● **What you need to do**:
Look through the material below, count the lines containing the word "imersão", and state only the count.

● **Material shown**:
··········
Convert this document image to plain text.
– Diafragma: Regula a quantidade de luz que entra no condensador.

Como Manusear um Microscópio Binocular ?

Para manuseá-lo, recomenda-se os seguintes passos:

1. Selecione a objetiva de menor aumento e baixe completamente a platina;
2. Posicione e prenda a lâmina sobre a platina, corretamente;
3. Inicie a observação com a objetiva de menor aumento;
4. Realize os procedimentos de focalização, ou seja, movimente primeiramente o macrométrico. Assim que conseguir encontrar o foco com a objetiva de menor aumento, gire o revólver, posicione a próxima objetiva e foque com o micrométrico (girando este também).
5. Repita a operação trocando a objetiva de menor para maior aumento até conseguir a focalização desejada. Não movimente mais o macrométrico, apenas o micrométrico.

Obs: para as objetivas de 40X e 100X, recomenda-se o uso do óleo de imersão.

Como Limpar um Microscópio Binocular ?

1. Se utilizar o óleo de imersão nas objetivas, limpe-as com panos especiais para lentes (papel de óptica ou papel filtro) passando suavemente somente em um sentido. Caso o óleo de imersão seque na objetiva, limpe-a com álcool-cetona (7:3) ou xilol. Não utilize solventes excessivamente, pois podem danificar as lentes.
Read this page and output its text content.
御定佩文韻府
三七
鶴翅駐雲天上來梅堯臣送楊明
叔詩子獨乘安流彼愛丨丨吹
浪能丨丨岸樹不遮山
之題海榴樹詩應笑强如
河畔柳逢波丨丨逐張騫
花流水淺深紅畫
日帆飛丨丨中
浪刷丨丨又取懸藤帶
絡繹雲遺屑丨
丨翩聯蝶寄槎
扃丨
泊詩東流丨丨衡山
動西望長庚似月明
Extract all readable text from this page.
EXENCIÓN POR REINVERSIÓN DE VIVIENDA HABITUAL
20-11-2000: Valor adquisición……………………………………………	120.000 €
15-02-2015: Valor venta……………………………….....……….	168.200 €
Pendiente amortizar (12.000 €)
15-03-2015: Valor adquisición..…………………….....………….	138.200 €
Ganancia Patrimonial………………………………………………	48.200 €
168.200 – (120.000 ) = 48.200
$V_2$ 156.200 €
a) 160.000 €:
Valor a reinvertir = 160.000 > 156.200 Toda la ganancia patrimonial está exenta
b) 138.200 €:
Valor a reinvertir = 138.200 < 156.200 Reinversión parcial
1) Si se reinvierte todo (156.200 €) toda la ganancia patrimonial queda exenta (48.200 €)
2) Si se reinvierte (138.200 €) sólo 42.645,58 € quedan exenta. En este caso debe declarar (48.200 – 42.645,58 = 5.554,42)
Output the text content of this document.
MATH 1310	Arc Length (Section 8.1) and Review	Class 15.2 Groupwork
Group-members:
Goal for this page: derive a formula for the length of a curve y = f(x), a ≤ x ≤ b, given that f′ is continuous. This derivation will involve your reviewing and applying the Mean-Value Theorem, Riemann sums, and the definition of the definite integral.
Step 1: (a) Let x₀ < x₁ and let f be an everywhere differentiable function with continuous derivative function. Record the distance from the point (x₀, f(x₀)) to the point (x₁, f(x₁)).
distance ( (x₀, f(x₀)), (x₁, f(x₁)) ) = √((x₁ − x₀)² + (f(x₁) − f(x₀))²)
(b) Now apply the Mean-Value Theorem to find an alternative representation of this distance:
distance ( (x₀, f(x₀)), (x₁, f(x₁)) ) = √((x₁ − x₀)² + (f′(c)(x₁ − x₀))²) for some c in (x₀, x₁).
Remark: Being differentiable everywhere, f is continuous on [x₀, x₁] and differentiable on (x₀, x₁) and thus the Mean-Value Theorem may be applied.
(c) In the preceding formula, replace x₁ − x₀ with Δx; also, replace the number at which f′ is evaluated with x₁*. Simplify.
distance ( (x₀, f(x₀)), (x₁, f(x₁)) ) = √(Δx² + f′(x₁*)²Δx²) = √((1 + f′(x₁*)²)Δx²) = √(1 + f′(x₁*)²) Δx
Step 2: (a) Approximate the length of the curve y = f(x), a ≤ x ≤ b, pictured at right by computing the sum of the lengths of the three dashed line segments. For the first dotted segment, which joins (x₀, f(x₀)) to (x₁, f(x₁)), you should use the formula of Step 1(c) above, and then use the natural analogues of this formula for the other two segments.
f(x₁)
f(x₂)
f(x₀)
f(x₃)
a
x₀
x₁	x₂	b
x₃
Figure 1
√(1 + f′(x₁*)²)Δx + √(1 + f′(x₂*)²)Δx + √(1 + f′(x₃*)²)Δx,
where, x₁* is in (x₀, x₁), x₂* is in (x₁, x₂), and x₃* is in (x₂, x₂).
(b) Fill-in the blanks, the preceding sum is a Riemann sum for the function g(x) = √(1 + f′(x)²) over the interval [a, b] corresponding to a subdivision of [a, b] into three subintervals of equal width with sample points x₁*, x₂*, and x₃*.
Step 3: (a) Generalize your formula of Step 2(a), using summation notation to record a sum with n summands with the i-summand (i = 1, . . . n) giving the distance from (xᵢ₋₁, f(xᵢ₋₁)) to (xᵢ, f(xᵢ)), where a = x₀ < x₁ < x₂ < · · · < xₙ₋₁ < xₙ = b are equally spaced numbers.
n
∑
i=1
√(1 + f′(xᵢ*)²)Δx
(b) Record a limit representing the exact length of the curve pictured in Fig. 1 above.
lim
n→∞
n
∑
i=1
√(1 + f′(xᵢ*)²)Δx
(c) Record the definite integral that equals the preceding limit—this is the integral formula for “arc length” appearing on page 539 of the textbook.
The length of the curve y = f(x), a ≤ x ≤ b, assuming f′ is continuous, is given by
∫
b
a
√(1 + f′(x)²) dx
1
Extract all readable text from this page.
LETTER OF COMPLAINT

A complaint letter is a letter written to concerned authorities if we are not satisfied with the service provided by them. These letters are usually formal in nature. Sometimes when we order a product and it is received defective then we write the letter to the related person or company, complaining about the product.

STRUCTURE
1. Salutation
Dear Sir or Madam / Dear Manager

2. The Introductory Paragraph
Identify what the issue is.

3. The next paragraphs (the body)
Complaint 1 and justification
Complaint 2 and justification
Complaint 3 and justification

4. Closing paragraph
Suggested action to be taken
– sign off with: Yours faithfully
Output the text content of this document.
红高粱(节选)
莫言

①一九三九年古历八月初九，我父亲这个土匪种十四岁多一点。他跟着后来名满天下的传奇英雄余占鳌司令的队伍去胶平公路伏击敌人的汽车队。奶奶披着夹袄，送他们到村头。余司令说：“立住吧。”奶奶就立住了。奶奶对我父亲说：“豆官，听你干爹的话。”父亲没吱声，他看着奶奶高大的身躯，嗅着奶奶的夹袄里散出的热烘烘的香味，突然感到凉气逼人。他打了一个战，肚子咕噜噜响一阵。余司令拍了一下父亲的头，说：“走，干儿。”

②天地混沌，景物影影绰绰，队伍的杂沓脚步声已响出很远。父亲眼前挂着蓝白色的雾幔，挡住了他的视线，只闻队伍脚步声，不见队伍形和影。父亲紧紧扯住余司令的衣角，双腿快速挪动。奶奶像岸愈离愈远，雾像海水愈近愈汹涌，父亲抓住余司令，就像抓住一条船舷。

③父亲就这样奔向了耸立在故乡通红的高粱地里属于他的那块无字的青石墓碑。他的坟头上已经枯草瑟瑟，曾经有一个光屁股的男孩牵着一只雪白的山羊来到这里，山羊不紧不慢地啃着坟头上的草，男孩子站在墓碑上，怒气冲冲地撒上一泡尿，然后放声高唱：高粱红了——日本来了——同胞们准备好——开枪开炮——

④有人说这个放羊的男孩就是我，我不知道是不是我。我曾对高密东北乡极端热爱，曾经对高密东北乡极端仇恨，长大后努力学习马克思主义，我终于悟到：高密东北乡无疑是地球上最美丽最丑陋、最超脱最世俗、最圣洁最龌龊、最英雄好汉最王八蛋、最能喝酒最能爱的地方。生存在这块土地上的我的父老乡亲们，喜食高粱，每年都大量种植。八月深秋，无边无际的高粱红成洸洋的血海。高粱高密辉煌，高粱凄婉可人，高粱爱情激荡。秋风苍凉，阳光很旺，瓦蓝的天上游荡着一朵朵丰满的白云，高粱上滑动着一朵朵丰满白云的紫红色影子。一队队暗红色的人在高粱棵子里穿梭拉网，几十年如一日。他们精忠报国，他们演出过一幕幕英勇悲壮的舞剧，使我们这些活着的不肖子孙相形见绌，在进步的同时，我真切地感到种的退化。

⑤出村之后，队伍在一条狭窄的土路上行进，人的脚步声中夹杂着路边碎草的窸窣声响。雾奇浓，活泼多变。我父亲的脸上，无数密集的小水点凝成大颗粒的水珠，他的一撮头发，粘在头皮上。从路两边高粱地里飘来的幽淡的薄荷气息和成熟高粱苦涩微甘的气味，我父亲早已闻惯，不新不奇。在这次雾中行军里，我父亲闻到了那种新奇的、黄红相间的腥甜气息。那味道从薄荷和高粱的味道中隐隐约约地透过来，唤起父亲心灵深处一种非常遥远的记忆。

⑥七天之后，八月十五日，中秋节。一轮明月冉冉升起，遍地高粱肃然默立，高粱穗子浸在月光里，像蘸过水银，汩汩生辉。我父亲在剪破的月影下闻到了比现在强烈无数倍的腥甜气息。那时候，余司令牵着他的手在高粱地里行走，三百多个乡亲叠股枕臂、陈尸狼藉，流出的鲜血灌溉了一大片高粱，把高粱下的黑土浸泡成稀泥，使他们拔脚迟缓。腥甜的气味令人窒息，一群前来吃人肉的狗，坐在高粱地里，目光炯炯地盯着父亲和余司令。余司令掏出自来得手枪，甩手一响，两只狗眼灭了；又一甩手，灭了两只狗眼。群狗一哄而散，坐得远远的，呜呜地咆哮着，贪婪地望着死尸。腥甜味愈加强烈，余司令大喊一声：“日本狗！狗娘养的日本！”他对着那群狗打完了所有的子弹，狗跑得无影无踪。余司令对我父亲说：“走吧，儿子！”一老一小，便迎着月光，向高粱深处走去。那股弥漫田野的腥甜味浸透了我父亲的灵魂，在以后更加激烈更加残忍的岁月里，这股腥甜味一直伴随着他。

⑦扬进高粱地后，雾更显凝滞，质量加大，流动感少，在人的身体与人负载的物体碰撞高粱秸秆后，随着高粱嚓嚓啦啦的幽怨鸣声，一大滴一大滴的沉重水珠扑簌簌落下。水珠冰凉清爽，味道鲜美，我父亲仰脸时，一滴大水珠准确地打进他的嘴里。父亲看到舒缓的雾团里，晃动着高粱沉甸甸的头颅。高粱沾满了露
··········
● **Output of the exercise**:
2